» **TASK GOAL**
Retype the records that come next, word for word.
>>
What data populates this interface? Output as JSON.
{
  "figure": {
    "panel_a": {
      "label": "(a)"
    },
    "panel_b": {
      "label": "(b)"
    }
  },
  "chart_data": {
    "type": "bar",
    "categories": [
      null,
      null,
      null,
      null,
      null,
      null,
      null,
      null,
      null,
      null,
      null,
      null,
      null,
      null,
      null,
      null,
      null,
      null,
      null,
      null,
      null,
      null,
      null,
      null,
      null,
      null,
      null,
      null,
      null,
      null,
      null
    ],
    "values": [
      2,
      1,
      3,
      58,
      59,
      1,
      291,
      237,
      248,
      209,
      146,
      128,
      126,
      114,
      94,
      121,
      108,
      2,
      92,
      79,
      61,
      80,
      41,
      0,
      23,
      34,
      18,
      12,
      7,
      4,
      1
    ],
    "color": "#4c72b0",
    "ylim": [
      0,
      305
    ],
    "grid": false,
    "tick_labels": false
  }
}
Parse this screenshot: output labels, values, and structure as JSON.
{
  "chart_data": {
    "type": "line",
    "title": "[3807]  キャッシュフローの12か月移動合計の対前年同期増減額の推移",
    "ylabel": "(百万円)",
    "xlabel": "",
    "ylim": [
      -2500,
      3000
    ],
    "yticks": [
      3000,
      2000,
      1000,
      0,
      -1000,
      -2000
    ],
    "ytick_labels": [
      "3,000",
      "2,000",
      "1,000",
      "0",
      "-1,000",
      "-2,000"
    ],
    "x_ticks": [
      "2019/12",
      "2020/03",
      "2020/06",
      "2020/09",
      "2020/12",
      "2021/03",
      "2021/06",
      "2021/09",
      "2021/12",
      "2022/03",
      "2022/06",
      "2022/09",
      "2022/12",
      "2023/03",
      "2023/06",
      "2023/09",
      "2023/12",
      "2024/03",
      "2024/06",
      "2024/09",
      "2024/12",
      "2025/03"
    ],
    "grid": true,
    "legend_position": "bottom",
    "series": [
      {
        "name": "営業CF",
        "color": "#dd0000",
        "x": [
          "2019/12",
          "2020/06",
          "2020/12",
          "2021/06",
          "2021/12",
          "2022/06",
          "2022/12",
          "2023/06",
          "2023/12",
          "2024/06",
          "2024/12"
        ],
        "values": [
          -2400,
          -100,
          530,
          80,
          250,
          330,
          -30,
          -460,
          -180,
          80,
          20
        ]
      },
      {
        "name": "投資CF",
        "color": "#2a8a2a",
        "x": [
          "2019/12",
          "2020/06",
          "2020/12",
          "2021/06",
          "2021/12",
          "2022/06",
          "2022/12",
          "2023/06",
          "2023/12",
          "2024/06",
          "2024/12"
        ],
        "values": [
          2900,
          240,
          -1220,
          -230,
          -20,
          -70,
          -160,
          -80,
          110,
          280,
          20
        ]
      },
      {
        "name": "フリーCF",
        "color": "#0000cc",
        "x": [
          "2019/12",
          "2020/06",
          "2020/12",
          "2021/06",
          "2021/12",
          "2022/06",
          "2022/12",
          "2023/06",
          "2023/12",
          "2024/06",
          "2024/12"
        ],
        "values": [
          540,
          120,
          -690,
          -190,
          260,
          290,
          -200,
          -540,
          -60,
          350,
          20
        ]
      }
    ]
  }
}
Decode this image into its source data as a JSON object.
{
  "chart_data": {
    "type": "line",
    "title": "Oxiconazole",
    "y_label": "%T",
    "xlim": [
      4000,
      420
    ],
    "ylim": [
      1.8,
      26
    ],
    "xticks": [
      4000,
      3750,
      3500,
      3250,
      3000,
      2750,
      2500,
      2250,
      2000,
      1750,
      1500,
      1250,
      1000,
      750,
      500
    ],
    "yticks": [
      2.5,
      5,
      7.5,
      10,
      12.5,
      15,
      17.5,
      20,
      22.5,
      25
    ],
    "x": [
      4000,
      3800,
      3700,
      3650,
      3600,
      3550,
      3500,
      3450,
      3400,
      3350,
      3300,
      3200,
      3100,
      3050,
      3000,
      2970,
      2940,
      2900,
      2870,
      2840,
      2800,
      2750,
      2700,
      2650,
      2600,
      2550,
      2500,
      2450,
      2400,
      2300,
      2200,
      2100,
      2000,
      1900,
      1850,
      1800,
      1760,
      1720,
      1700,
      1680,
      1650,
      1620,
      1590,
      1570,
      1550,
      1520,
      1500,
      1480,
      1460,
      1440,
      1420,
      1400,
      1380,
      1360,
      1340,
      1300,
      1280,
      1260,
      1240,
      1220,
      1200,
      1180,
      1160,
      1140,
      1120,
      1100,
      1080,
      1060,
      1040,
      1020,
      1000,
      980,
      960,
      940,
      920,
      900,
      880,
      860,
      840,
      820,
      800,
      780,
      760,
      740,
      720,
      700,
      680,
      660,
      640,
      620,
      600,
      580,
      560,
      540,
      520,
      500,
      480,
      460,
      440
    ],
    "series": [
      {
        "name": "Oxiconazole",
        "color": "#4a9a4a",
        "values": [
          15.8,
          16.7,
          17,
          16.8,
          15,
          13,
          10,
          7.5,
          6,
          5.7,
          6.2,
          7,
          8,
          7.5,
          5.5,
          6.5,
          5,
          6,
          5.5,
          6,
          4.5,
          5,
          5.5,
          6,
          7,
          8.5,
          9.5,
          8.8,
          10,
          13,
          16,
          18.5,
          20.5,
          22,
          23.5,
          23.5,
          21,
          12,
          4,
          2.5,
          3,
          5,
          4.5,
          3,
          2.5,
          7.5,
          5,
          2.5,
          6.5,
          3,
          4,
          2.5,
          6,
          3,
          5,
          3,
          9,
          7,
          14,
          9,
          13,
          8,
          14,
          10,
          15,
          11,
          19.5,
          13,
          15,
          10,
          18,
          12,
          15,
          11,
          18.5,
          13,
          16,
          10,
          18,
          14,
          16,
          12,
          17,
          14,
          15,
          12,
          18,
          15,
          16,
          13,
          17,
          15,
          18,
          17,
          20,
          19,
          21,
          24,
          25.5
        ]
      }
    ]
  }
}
<<
» **WRITTEN RESPONSE**
What data populates this interface? Output as JSON.
{
  "figure": {
    "panel_a": {
      "label": "(a)"
    },
    "panel_b": {
      "label": "(b)"
    }
  },
  "chart_data": {
    "type": "bar",
    "categories": [
      null,
      null,
      null,
      null,
      null,
      null,
      null,
      null,
      null,
      null,
      null,
      null,
      null,
      null,
      null,
      null,
      null,
      null,
      null,
      null,
      null,
      null,
      null,
      null,
      null,
      null,
      null,
      null,
      null,
      null,
      null
    ],
    "values": [
      2,
      1,
      3,
      58,
      59,
      1,
      291,
      237,
      248,
      209,
      146,
      128,
      126,
      114,
      94,
      121,
      108,
      2,
      92,
      79,
      61,
      80,
      41,
      0,
      23,
      34,
      18,
      12,
      7,
      4,
      1
    ],
    "color": "#4c72b0",
    "ylim": [
      0,
      305
    ],
    "grid": false,
    "tick_labels": false
  }
}
Parse this screenshot: output labels, values, and structure as JSON.
{
  "chart_data": {
    "type": "line",
    "title": "[3807]  キャッシュフローの12か月移動合計の対前年同期増減額の推移",
    "ylabel": "(百万円)",
    "xlabel": "",
    "ylim": [
      -2500,
      3000
    ],
    "yticks": [
      3000,
      2000,
      1000,
      0,
      -1000,
      -2000
    ],
    "ytick_labels": [
      "3,000",
      "2,000",
      "1,000",
      "0",
      "-1,000",
      "-2,000"
    ],
    "x_ticks": [
      "2019/12",
      "2020/03",
      "2020/06",
      "2020/09",
      "2020/12",
      "2021/03",
      "2021/06",
      "2021/09",
      "2021/12",
      "2022/03",
      "2022/06",
      "2022/09",
      "2022/12",
      "2023/03",
      "2023/06",
      "2023/09",
      "2023/12",
      "2024/03",
      "2024/06",
      "2024/09",
      "2024/12",
      "2025/03"
    ],
    "grid": true,
    "legend_position": "bottom",
    "series": [
      {
        "name": "営業CF",
        "color": "#dd0000",
        "x": [
          "2019/12",
          "2020/06",
          "2020/12",
          "2021/06",
          "2021/12",
          "2022/06",
          "2022/12",
          "2023/06",
          "2023/12",
          "2024/06",
          "2024/12"
        ],
        "values": [
          -2400,
          -100,
          530,
          80,
          250,
          330,
          -30,
          -460,
          -180,
          80,
          20
        ]
      },
      {
        "name": "投資CF",
        "color": "#2a8a2a",
        "x": [
          "2019/12",
          "2020/06",
          "2020/12",
          "2021/06",
          "2021/12",
          "2022/06",
          "2022/12",
          "2023/06",
          "2023/12",
          "2024/06",
          "2024/12"
        ],
        "values": [
          2900,
          240,
          -1220,
          -230,
          -20,
          -70,
          -160,
          -80,
          110,
          280,
          20
        ]
      },
      {
        "name": "フリーCF",
        "color": "#0000cc",
        "x": [
          "2019/12",
          "2020/06",
          "2020/12",
          "2021/06",
          "2021/12",
          "2022/06",
          "2022/12",
          "2023/06",
          "2023/12",
          "2024/06",
          "2024/12"
        ],
        "values": [
          540,
          120,
          -690,
          -190,
          260,
          290,
          -200,
          -540,
          -60,
          350,
          20
        ]
      }
    ]
  }
}
Decode this image into its source data as a JSON object.
{
  "chart_data": {
    "type": "line",
    "title": "Oxiconazole",
    "y_label": "%T",
    "xlim": [
      4000,
      420
    ],
    "ylim": [
      1.8,
      26
    ],
    "xticks": [
      4000,
      3750,
      3500,
      3250,
      3000,
      2750,
      2500,
      2250,
      2000,
      1750,
      1500,
      1250,
      1000,
      750,
      500
    ],
    "yticks": [
      2.5,
      5,
      7.5,
      10,
      12.5,
      15,
      17.5,
      20,
      22.5,
      25
    ],
    "x": [
      4000,
      3800,
      3700,
      3650,
      3600,
      3550,
      3500,
      3450,
      3400,
      3350,
      3300,
      3200,
      3100,
      3050,
      3000,
      2970,
      2940,
      2900,
      2870,
      2840,
      2800,
      2750,
      2700,
      2650,
      2600,
      2550,
      2500,
      2450,
      2400,
      2300,
      2200,
      2100,
      2000,
      1900,
      1850,
      1800,
      1760,
      1720,
      1700,
      1680,
      1650,
      1620,
      1590,
      1570,
      1550,
      1520,
      1500,
      1480,
      1460,
      1440,
      1420,
      1400,
      1380,
      1360,
      1340,
      1300,
      1280,
      1260,
      1240,
      1220,
      1200,
      1180,
      1160,
      1140,
      1120,
      1100,
      1080,
      1060,
      1040,
      1020,
      1000,
      980,
      960,
      940,
      920,
      900,
      880,
      860,
      840,
      820,
      800,
      780,
      760,
      740,
      720,
      700,
      680,
      660,
      640,
      620,
      600,
      580,
      560,
      540,
      520,
      500,
      480,
      460,
      440
    ],
    "series": [
      {
        "name": "Oxiconazole",
        "color": "#4a9a4a",
        "values": [
          15.8,
          16.7,
          17,
          16.8,
          15,
          13,
          10,
          7.5,
          6,
          5.7,
          6.2,
          7,
          8,
          7.5,
          5.5,
          6.5,
          5,
          6,
          5.5,
          6,
          4.5,
          5,
          5.5,
          6,
          7,
          8.5,
          9.5,
          8.8,
          10,
          13,
          16,
          18.5,
          20.5,
          22,
          23.5,
          23.5,
          21,
          12,
          4,
          2.5,
          3,
          5,
          4.5,
          3,
          2.5,
          7.5,
          5,
          2.5,
          6.5,
          3,
          4,
          2.5,
          6,
          3,
          5,
          3,
          9,
          7,
          14,
          9,
          13,
          8,
          14,
          10,
          15,
          11,
          19.5,
          13,
          15,
          10,
          18,
          12,
          15,
          11,
          18.5,
          13,
          16,
          10,
          18,
          14,
          16,
          12,
          17,
          14,
          15,
          12,
          18,
          15,
          16,
          13,
          17,
          15,
          18,
          17,
          20,
          19,
          21,
          24,
          25.5
        ]
      }
    ]
  }
}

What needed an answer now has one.